Records for the task »
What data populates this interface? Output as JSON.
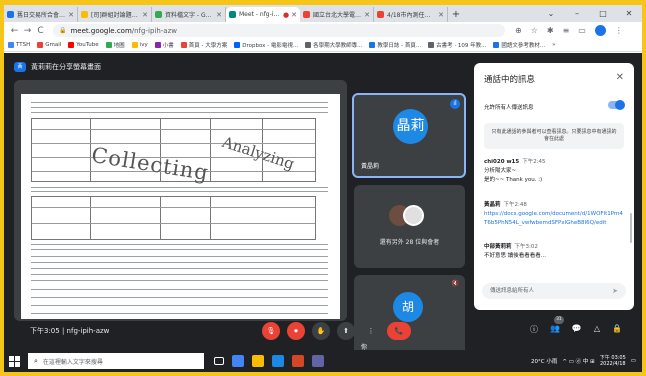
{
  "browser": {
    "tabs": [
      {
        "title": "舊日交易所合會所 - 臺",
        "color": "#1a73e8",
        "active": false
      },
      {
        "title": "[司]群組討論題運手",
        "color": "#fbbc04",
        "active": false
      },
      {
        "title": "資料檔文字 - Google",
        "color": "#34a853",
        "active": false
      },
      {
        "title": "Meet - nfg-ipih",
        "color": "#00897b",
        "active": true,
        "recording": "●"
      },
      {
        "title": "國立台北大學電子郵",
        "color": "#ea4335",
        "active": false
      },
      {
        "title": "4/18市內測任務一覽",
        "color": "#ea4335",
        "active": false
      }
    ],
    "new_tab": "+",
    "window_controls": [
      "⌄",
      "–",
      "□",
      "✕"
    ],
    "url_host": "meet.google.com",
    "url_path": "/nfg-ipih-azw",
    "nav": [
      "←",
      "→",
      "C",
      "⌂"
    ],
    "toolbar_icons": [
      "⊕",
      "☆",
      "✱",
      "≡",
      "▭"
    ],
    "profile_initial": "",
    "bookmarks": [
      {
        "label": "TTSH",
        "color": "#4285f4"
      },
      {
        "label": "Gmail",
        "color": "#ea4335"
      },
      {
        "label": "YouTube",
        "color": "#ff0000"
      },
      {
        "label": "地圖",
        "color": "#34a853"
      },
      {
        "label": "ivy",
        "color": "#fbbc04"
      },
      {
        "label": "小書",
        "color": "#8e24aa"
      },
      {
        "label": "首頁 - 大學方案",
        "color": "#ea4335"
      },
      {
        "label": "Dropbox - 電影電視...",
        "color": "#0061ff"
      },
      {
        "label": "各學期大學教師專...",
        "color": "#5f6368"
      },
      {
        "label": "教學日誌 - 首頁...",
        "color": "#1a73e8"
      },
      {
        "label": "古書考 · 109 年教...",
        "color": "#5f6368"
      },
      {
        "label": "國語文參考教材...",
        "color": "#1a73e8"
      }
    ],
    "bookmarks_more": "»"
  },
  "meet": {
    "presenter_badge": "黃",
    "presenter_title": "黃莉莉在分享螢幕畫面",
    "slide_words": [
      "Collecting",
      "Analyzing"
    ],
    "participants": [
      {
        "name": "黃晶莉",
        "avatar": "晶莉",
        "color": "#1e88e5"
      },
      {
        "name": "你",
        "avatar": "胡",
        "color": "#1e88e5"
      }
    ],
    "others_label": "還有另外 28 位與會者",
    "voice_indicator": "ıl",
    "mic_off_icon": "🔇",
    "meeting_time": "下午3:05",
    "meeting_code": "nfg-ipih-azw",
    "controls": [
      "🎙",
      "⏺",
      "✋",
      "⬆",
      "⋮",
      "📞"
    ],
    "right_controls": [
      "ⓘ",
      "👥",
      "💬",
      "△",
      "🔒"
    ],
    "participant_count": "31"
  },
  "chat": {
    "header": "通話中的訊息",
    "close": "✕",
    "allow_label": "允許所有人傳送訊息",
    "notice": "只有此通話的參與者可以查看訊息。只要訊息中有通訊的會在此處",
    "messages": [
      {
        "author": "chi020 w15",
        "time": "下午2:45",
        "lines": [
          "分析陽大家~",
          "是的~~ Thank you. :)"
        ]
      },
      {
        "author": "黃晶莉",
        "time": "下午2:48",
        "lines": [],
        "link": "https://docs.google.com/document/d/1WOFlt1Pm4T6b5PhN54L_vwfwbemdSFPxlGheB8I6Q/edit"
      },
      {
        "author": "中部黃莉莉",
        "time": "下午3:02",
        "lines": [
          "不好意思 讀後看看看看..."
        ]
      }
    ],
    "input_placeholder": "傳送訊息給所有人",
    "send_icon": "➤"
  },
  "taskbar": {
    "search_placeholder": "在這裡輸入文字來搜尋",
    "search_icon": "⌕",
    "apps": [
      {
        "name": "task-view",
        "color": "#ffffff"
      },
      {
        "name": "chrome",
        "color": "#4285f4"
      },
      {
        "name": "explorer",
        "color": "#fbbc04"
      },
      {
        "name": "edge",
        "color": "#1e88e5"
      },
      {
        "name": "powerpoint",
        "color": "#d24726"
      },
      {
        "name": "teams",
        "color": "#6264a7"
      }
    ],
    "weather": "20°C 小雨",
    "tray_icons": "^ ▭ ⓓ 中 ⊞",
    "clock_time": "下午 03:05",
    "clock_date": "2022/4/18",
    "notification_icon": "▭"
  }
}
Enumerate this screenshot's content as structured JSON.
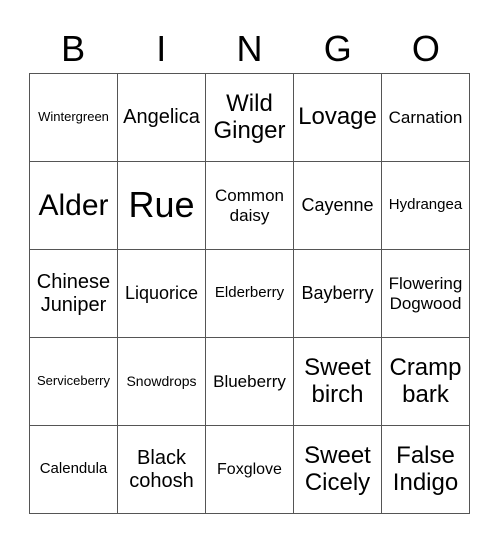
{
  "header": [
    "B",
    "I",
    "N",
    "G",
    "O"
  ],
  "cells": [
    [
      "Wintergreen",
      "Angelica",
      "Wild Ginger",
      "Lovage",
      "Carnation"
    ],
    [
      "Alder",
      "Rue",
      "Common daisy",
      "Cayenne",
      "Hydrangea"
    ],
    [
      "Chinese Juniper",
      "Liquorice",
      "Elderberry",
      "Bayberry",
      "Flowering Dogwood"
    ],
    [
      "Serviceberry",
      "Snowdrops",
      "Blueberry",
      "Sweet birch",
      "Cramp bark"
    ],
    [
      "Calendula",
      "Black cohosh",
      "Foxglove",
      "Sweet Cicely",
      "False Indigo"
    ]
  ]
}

What you will do » Except for the pictures, print the data above exactly.

The output »
What data populates this interface? Output as JSON.
{
  "browser": {
    "tabs": [
      {
        "title": "舊日交易所合會所 - 臺",
        "color": "#1a73e8",
        "active": false
      },
      {
        "title": "[司]群組討論題運手",
        "color": "#fbbc04",
        "active": false
      },
      {
        "title": "資料檔文字 - Google",
        "color": "#34a853",
        "active": false
      },
      {
        "title": "Meet - nfg-ipih",
        "color": "#00897b",
        "active": true,
        "recording": "●"
      },
      {
        "title": "國立台北大學電子郵",
        "color": "#ea4335",
        "active": false
      },
      {
        "title": "4/18市內測任務一覽",
        "color": "#ea4335",
        "active": false
      }
    ],
    "new_tab": "+",
    "window_controls": [
      "⌄",
      "–",
      "□",
      "✕"
    ],
    "url_host": "meet.google.com",
    "url_path": "/nfg-ipih-azw",
    "nav": [
      "←",
      "→",
      "C",
      "⌂"
    ],
    "toolbar_icons": [
      "⊕",
      "☆",
      "✱",
      "≡",
      "▭"
    ],
    "profile_initial": "",
    "bookmarks": [
      {
        "label": "TTSH",
        "color": "#4285f4"
      },
      {
        "label": "Gmail",
        "color": "#ea4335"
      },
      {
        "label": "YouTube",
        "color": "#ff0000"
      },
      {
        "label": "地圖",
        "color": "#34a853"
      },
      {
        "label": "ivy",
        "color": "#fbbc04"
      },
      {
        "label": "小書",
        "color": "#8e24aa"
      },
      {
        "label": "首頁 - 大學方案",
        "color": "#ea4335"
      },
      {
        "label": "Dropbox - 電影電視...",
        "color": "#0061ff"
      },
      {
        "label": "各學期大學教師專...",
        "color": "#5f6368"
      },
      {
        "label": "教學日誌 - 首頁...",
        "color": "#1a73e8"
      },
      {
        "label": "古書考 · 109 年教...",
        "color": "#5f6368"
      },
      {
        "label": "國語文參考教材...",
        "color": "#1a73e8"
      }
    ],
    "bookmarks_more": "»"
  },
  "meet": {
    "presenter_badge": "黃",
    "presenter_title": "黃莉莉在分享螢幕畫面",
    "slide_words": [
      "Collecting",
      "Analyzing"
    ],
    "participants": [
      {
        "name": "黃晶莉",
        "avatar": "晶莉",
        "color": "#1e88e5"
      },
      {
        "name": "你",
        "avatar": "胡",
        "color": "#1e88e5"
      }
    ],
    "others_label": "還有另外 28 位與會者",
    "voice_indicator": "ıl",
    "mic_off_icon": "🔇",
    "meeting_time": "下午3:05",
    "meeting_code": "nfg-ipih-azw",
    "controls": [
      "🎙",
      "⏺",
      "✋",
      "⬆",
      "⋮",
      "📞"
    ],
    "right_controls": [
      "ⓘ",
      "👥",
      "💬",
      "△",
      "🔒"
    ],
    "participant_count": "31"
  },
  "chat": {
    "header": "通話中的訊息",
    "close": "✕",
    "allow_label": "允許所有人傳送訊息",
    "notice": "只有此通話的參與者可以查看訊息。只要訊息中有通訊的會在此處",
    "messages": [
      {
        "author": "chi020 w15",
        "time": "下午2:45",
        "lines": [
          "分析陽大家~",
          "是的~~ Thank you. :)"
        ]
      },
      {
        "author": "黃晶莉",
        "time": "下午2:48",
        "lines": [],
        "link": "https://docs.google.com/document/d/1WOFlt1Pm4T6b5PhN54L_vwfwbemdSFPxlGheB8I6Q/edit"
      },
      {
        "author": "中部黃莉莉",
        "time": "下午3:02",
        "lines": [
          "不好意思 讀後看看看看..."
        ]
      }
    ],
    "input_placeholder": "傳送訊息給所有人",
    "send_icon": "➤"
  },
  "taskbar": {
    "search_placeholder": "在這裡輸入文字來搜尋",
    "search_icon": "⌕",
    "apps": [
      {
        "name": "task-view",
        "color": "#ffffff"
      },
      {
        "name": "chrome",
        "color": "#4285f4"
      },
      {
        "name": "explorer",
        "color": "#fbbc04"
      },
      {
        "name": "edge",
        "color": "#1e88e5"
      },
      {
        "name": "powerpoint",
        "color": "#d24726"
      },
      {
        "name": "teams",
        "color": "#6264a7"
      }
    ],
    "weather": "20°C 小雨",
    "tray_icons": "^ ▭ ⓓ 中 ⊞",
    "clock_time": "下午 03:05",
    "clock_date": "2022/4/18",
    "notification_icon": "▭"
  }
}
Enumerate this screenshot's content as structured JSON.
{
  "header": [
    "B",
    "I",
    "N",
    "G",
    "O"
  ],
  "cells": [
    [
      "Wintergreen",
      "Angelica",
      "Wild Ginger",
      "Lovage",
      "Carnation"
    ],
    [
      "Alder",
      "Rue",
      "Common daisy",
      "Cayenne",
      "Hydrangea"
    ],
    [
      "Chinese Juniper",
      "Liquorice",
      "Elderberry",
      "Bayberry",
      "Flowering Dogwood"
    ],
    [
      "Serviceberry",
      "Snowdrops",
      "Blueberry",
      "Sweet birch",
      "Cramp bark"
    ],
    [
      "Calendula",
      "Black cohosh",
      "Foxglove",
      "Sweet Cicely",
      "False Indigo"
    ]
  ]
}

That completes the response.